Stored records:

_ _ _ _ _ _ _

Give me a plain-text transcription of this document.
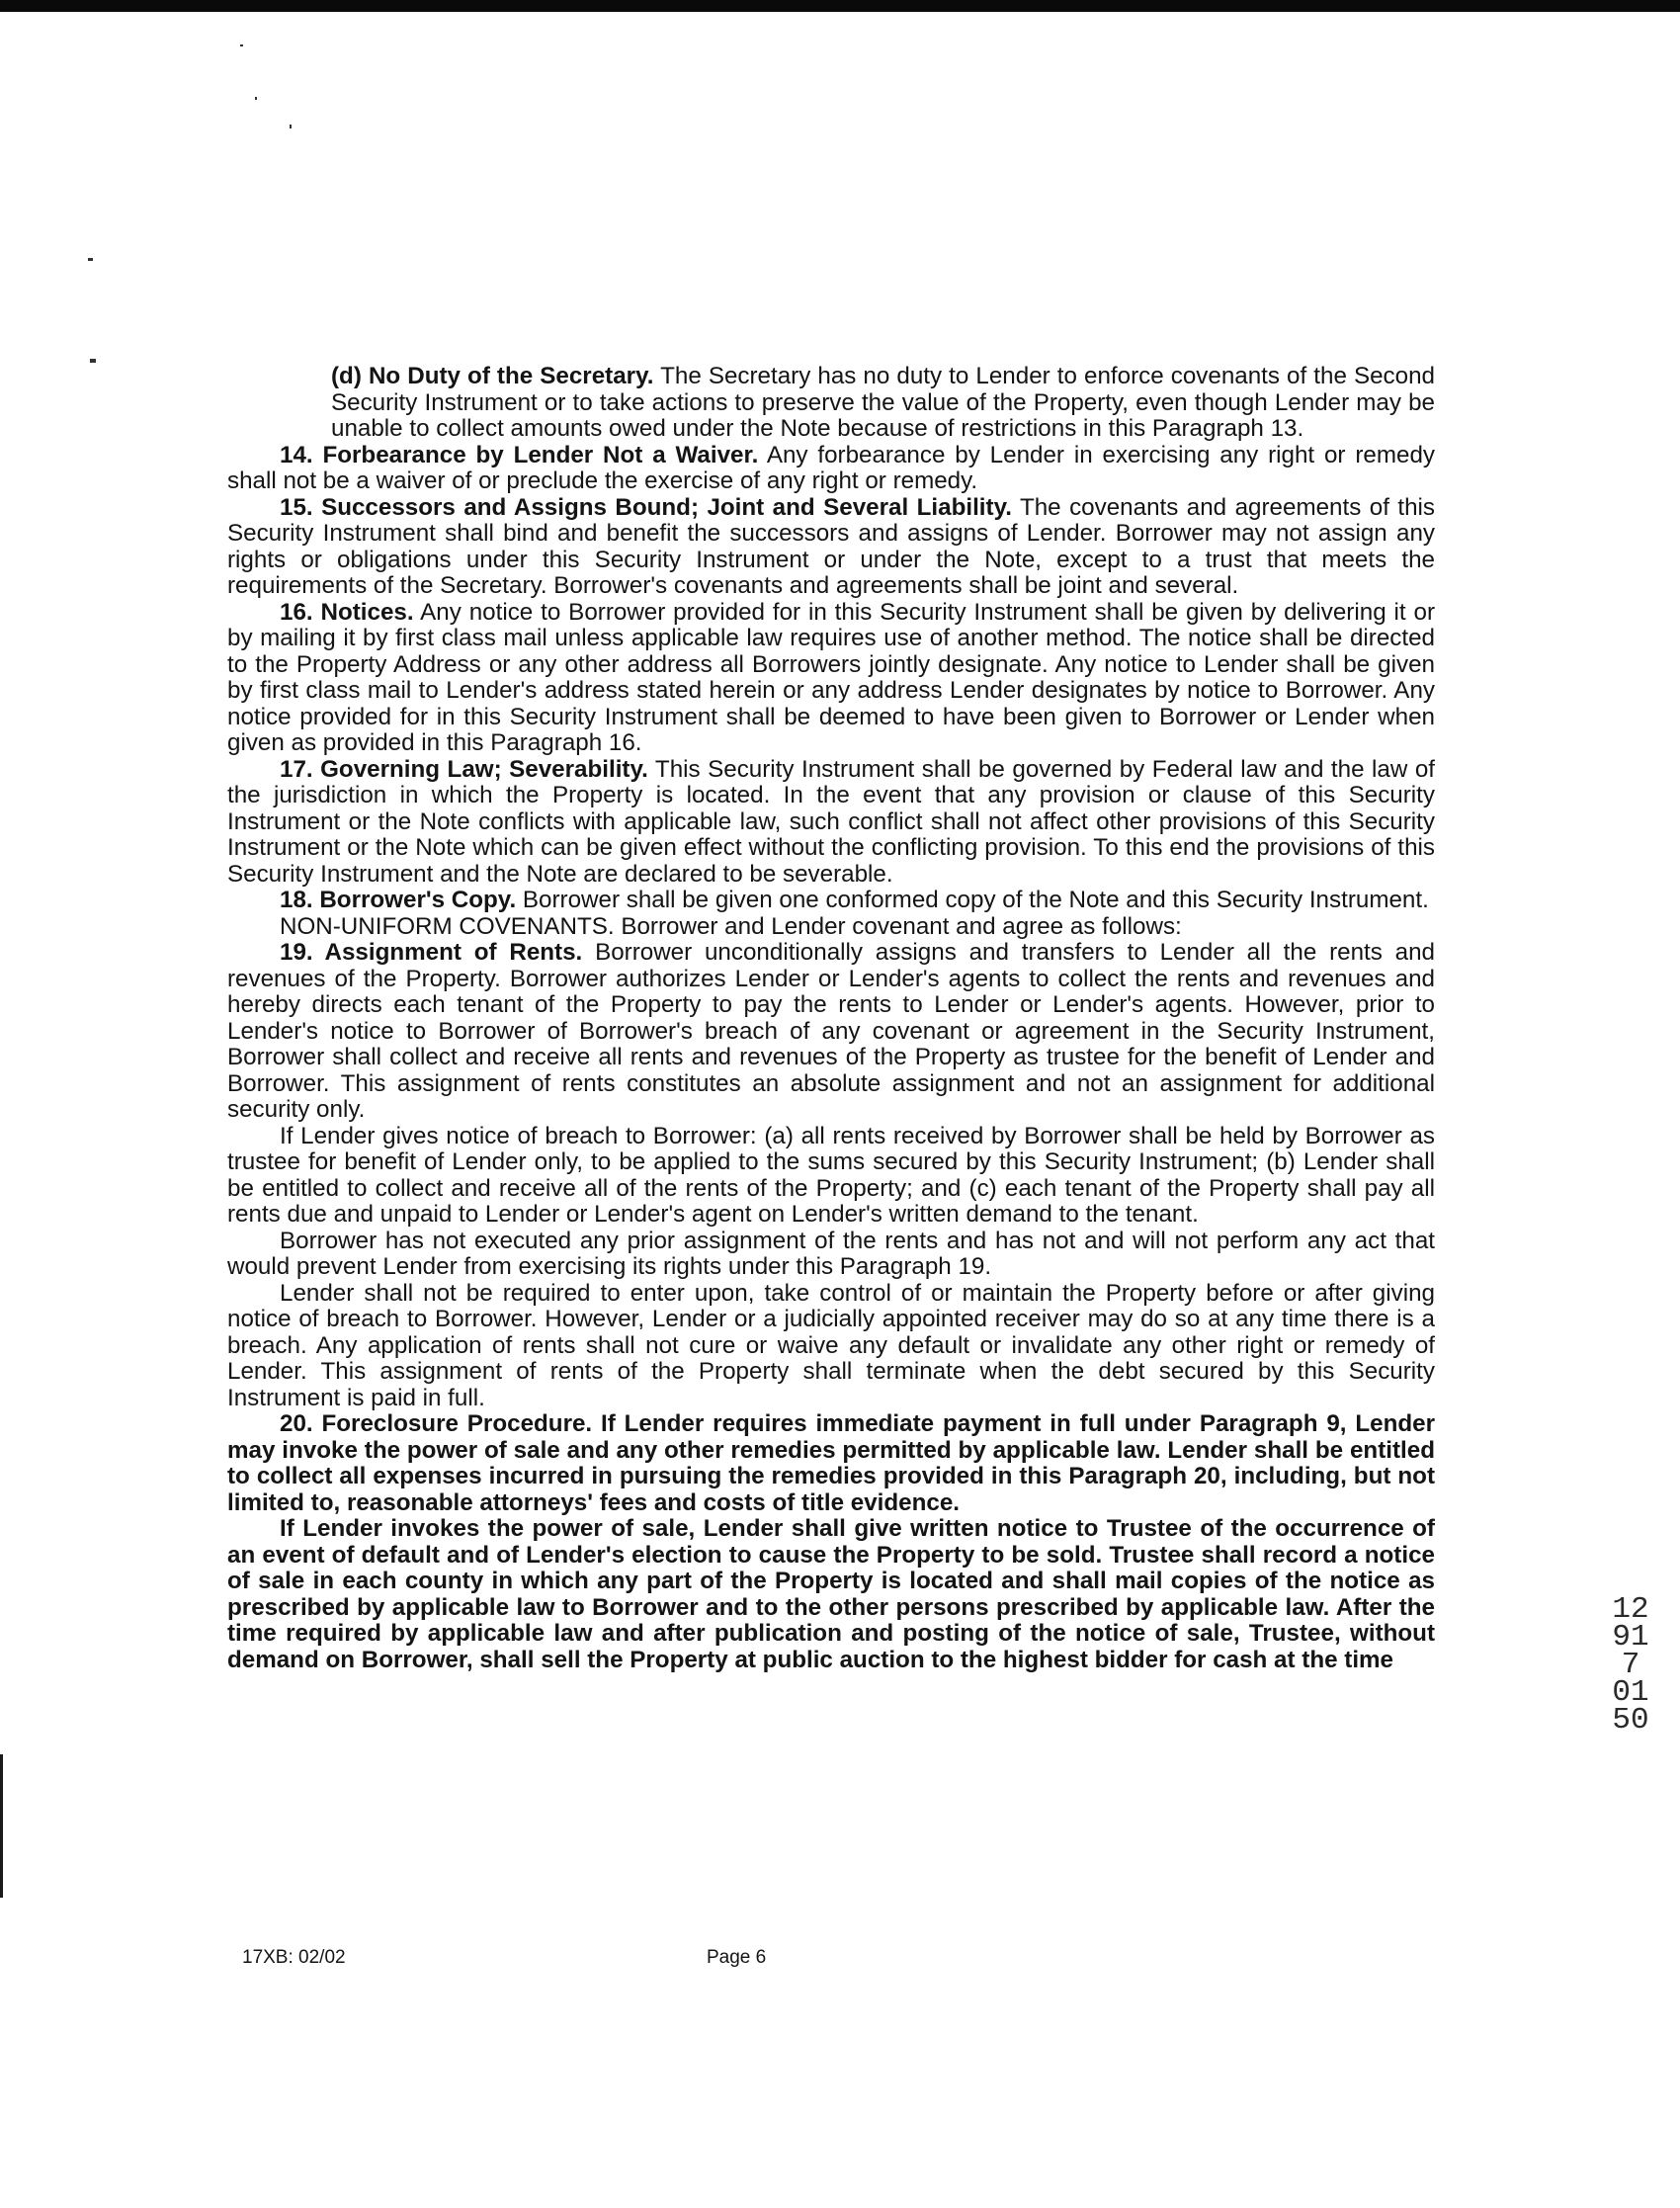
(d) No Duty of the Secretary. The Secretary has no duty to Lender to enforce covenants of the Second Security Instrument or to take actions to preserve the value of the Property, even though Lender may be unable to collect amounts owed under the Note because of restrictions in this Paragraph 13.

14. Forbearance by Lender Not a Waiver. Any forbearance by Lender in exercising any right or remedy shall not be a waiver of or preclude the exercise of any right or remedy.

15. Successors and Assigns Bound; Joint and Several Liability. The covenants and agreements of this Security Instrument shall bind and benefit the successors and assigns of Lender. Borrower may not assign any rights or obligations under this Security Instrument or under the Note, except to a trust that meets the requirements of the Secretary. Borrower's covenants and agreements shall be joint and several.

16. Notices. Any notice to Borrower provided for in this Security Instrument shall be given by delivering it or by mailing it by first class mail unless applicable law requires use of another method. The notice shall be directed to the Property Address or any other address all Borrowers jointly designate. Any notice to Lender shall be given by first class mail to Lender's address stated herein or any address Lender designates by notice to Borrower. Any notice provided for in this Security Instrument shall be deemed to have been given to Borrower or Lender when given as provided in this Paragraph 16.

17. Governing Law; Severability. This Security Instrument shall be governed by Federal law and the law of the jurisdiction in which the Property is located. In the event that any provision or clause of this Security Instrument or the Note conflicts with applicable law, such conflict shall not affect other provisions of this Security Instrument or the Note which can be given effect without the conflicting provision. To this end the provisions of this Security Instrument and the Note are declared to be severable.

18. Borrower's Copy. Borrower shall be given one conformed copy of the Note and this Security Instrument.

NON-UNIFORM COVENANTS. Borrower and Lender covenant and agree as follows:

19. Assignment of Rents. Borrower unconditionally assigns and transfers to Lender all the rents and revenues of the Property. Borrower authorizes Lender or Lender's agents to collect the rents and revenues and hereby directs each tenant of the Property to pay the rents to Lender or Lender's agents. However, prior to Lender's notice to Borrower of Borrower's breach of any covenant or agreement in the Security Instrument, Borrower shall collect and receive all rents and revenues of the Property as trustee for the benefit of Lender and Borrower. This assignment of rents constitutes an absolute assignment and not an assignment for additional security only.

If Lender gives notice of breach to Borrower: (a) all rents received by Borrower shall be held by Borrower as trustee for benefit of Lender only, to be applied to the sums secured by this Security Instrument; (b) Lender shall be entitled to collect and receive all of the rents of the Property; and (c) each tenant of the Property shall pay all rents due and unpaid to Lender or Lender's agent on Lender's written demand to the tenant.

Borrower has not executed any prior assignment of the rents and has not and will not perform any act that would prevent Lender from exercising its rights under this Paragraph 19.

Lender shall not be required to enter upon, take control of or maintain the Property before or after giving notice of breach to Borrower. However, Lender or a judicially appointed receiver may do so at any time there is a breach. Any application of rents shall not cure or waive any default or invalidate any other right or remedy of Lender. This assignment of rents of the Property shall terminate when the debt secured by this Security Instrument is paid in full.

20. Foreclosure Procedure. If Lender requires immediate payment in full under Paragraph 9, Lender may invoke the power of sale and any other remedies permitted by applicable law. Lender shall be entitled to collect all expenses incurred in pursuing the remedies provided in this Paragraph 20, including, but not limited to, reasonable attorneys' fees and costs of title evidence.

If Lender invokes the power of sale, Lender shall give written notice to Trustee of the occurrence of an event of default and of Lender's election to cause the Property to be sold. Trustee shall record a notice of sale in each county in which any part of the Property is located and shall mail copies of the notice as prescribed by applicable law to Borrower and to the other persons prescribed by applicable law. After the time required by applicable law and after publication and posting of the notice of sale, Trustee, without demand on Borrower, shall sell the Property at public auction to the highest bidder for cash at the time

17XB: 02/02	Page 6
12917 0150
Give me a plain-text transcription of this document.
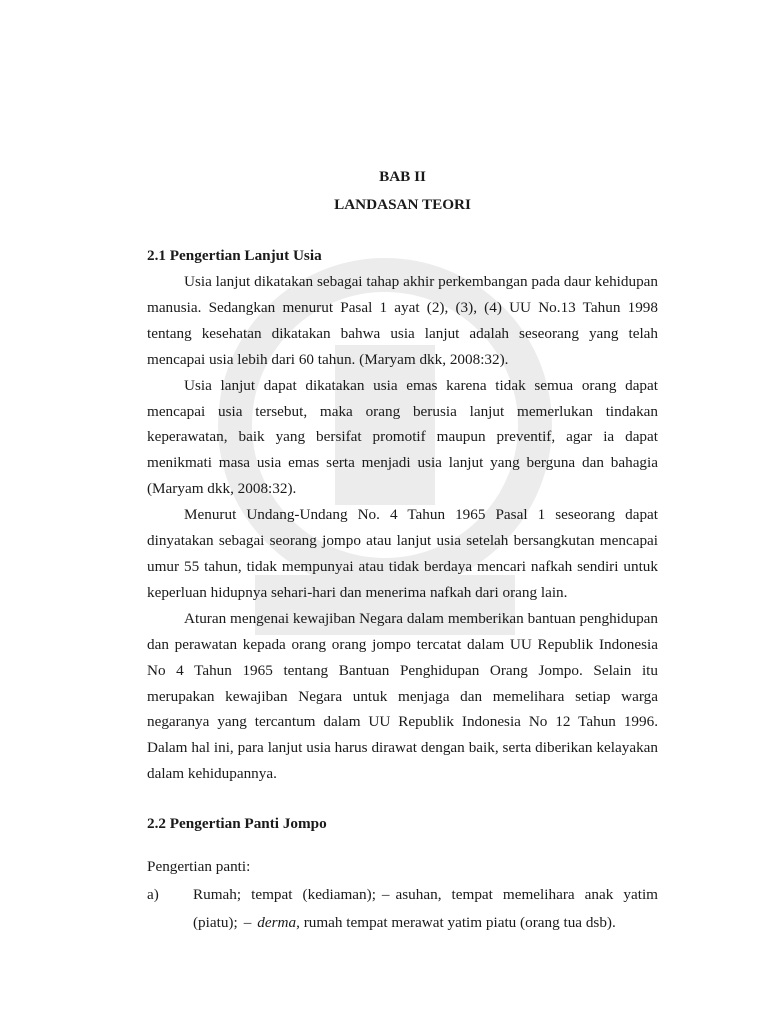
BAB II
LANDASAN TEORI
2.1 Pengertian Lanjut Usia

Usia lanjut dikatakan sebagai tahap akhir perkembangan pada daur kehidupan manusia. Sedangkan menurut Pasal 1 ayat (2), (3), (4) UU No.13 Tahun 1998 tentang kesehatan dikatakan bahwa usia lanjut adalah seseorang yang telah mencapai usia lebih dari 60 tahun. (Maryam dkk, 2008:32).

Usia lanjut dapat dikatakan usia emas karena tidak semua orang dapat mencapai usia tersebut, maka orang berusia lanjut memerlukan tindakan keperawatan, baik yang bersifat promotif maupun preventif, agar ia dapat menikmati masa usia emas serta menjadi usia lanjut yang berguna dan bahagia (Maryam dkk, 2008:32).

Menurut Undang-Undang No. 4 Tahun 1965 Pasal 1 seseorang dapat dinyatakan sebagai seorang jompo atau lanjut usia setelah bersangkutan mencapai umur 55 tahun, tidak mempunyai atau tidak berdaya mencari nafkah sendiri untuk keperluan hidupnya sehari-hari dan menerima nafkah dari orang lain.

Aturan mengenai kewajiban Negara dalam memberikan bantuan penghidupan dan perawatan kepada orang orang jompo tercatat dalam UU Republik Indonesia No 4 Tahun 1965 tentang Bantuan Penghidupan Orang Jompo. Selain itu merupakan kewajiban Negara untuk menjaga dan memelihara setiap warga negaranya yang tercantum dalam UU Republik Indonesia No 12 Tahun 1996. Dalam hal ini, para lanjut usia harus dirawat dengan baik, serta diberikan kelayakan dalam kehidupannya.

2.2 Pengertian Panti Jompo

Pengertian panti:

a) Rumah; tempat (kediaman); – asuhan, tempat memelihara anak yatim (piatu); – derma, rumah tempat merawat yatim piatu (orang tua dsb).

_ _ _ _ _ _ _

> [Direction]:
Reproduce every line of the material precisely, omitting its pictures.

> [Solution for this task]:
Give me a plain-text transcription of this document.
(d) No Duty of the Secretary. The Secretary has no duty to Lender to enforce covenants of the Second Security Instrument or to take actions to preserve the value of the Property, even though Lender may be unable to collect amounts owed under the Note because of restrictions in this Paragraph 13.

14. Forbearance by Lender Not a Waiver. Any forbearance by Lender in exercising any right or remedy shall not be a waiver of or preclude the exercise of any right or remedy.

15. Successors and Assigns Bound; Joint and Several Liability. The covenants and agreements of this Security Instrument shall bind and benefit the successors and assigns of Lender. Borrower may not assign any rights or obligations under this Security Instrument or under the Note, except to a trust that meets the requirements of the Secretary. Borrower's covenants and agreements shall be joint and several.

16. Notices. Any notice to Borrower provided for in this Security Instrument shall be given by delivering it or by mailing it by first class mail unless applicable law requires use of another method. The notice shall be directed to the Property Address or any other address all Borrowers jointly designate. Any notice to Lender shall be given by first class mail to Lender's address stated herein or any address Lender designates by notice to Borrower. Any notice provided for in this Security Instrument shall be deemed to have been given to Borrower or Lender when given as provided in this Paragraph 16.

17. Governing Law; Severability. This Security Instrument shall be governed by Federal law and the law of the jurisdiction in which the Property is located. In the event that any provision or clause of this Security Instrument or the Note conflicts with applicable law, such conflict shall not affect other provisions of this Security Instrument or the Note which can be given effect without the conflicting provision. To this end the provisions of this Security Instrument and the Note are declared to be severable.

18. Borrower's Copy. Borrower shall be given one conformed copy of the Note and this Security Instrument.

NON-UNIFORM COVENANTS. Borrower and Lender covenant and agree as follows:

19. Assignment of Rents. Borrower unconditionally assigns and transfers to Lender all the rents and revenues of the Property. Borrower authorizes Lender or Lender's agents to collect the rents and revenues and hereby directs each tenant of the Property to pay the rents to Lender or Lender's agents. However, prior to Lender's notice to Borrower of Borrower's breach of any covenant or agreement in the Security Instrument, Borrower shall collect and receive all rents and revenues of the Property as trustee for the benefit of Lender and Borrower. This assignment of rents constitutes an absolute assignment and not an assignment for additional security only.

If Lender gives notice of breach to Borrower: (a) all rents received by Borrower shall be held by Borrower as trustee for benefit of Lender only, to be applied to the sums secured by this Security Instrument; (b) Lender shall be entitled to collect and receive all of the rents of the Property; and (c) each tenant of the Property shall pay all rents due and unpaid to Lender or Lender's agent on Lender's written demand to the tenant.

Borrower has not executed any prior assignment of the rents and has not and will not perform any act that would prevent Lender from exercising its rights under this Paragraph 19.

Lender shall not be required to enter upon, take control of or maintain the Property before or after giving notice of breach to Borrower. However, Lender or a judicially appointed receiver may do so at any time there is a breach. Any application of rents shall not cure or waive any default or invalidate any other right or remedy of Lender. This assignment of rents of the Property shall terminate when the debt secured by this Security Instrument is paid in full.

20. Foreclosure Procedure. If Lender requires immediate payment in full under Paragraph 9, Lender may invoke the power of sale and any other remedies permitted by applicable law. Lender shall be entitled to collect all expenses incurred in pursuing the remedies provided in this Paragraph 20, including, but not limited to, reasonable attorneys' fees and costs of title evidence.

If Lender invokes the power of sale, Lender shall give written notice to Trustee of the occurrence of an event of default and of Lender's election to cause the Property to be sold. Trustee shall record a notice of sale in each county in which any part of the Property is located and shall mail copies of the notice as prescribed by applicable law to Borrower and to the other persons prescribed by applicable law. After the time required by applicable law and after publication and posting of the notice of sale, Trustee, without demand on Borrower, shall sell the Property at public auction to the highest bidder for cash at the time

17XB: 02/02	Page 6
12917 0150
Give me a plain-text transcription of this document.
BAB II
LANDASAN TEORI
2.1 Pengertian Lanjut Usia

Usia lanjut dikatakan sebagai tahap akhir perkembangan pada daur kehidupan manusia. Sedangkan menurut Pasal 1 ayat (2), (3), (4) UU No.13 Tahun 1998 tentang kesehatan dikatakan bahwa usia lanjut adalah seseorang yang telah mencapai usia lebih dari 60 tahun. (Maryam dkk, 2008:32).

Usia lanjut dapat dikatakan usia emas karena tidak semua orang dapat mencapai usia tersebut, maka orang berusia lanjut memerlukan tindakan keperawatan, baik yang bersifat promotif maupun preventif, agar ia dapat menikmati masa usia emas serta menjadi usia lanjut yang berguna dan bahagia (Maryam dkk, 2008:32).

Menurut Undang-Undang No. 4 Tahun 1965 Pasal 1 seseorang dapat dinyatakan sebagai seorang jompo atau lanjut usia setelah bersangkutan mencapai umur 55 tahun, tidak mempunyai atau tidak berdaya mencari nafkah sendiri untuk keperluan hidupnya sehari-hari dan menerima nafkah dari orang lain.

Aturan mengenai kewajiban Negara dalam memberikan bantuan penghidupan dan perawatan kepada orang orang jompo tercatat dalam UU Republik Indonesia No 4 Tahun 1965 tentang Bantuan Penghidupan Orang Jompo. Selain itu merupakan kewajiban Negara untuk menjaga dan memelihara setiap warga negaranya yang tercantum dalam UU Republik Indonesia No 12 Tahun 1996. Dalam hal ini, para lanjut usia harus dirawat dengan baik, serta diberikan kelayakan dalam kehidupannya.

2.2 Pengertian Panti Jompo

Pengertian panti:

a) Rumah; tempat (kediaman); – asuhan, tempat memelihara anak yatim (piatu); – derma, rumah tempat merawat yatim piatu (orang tua dsb).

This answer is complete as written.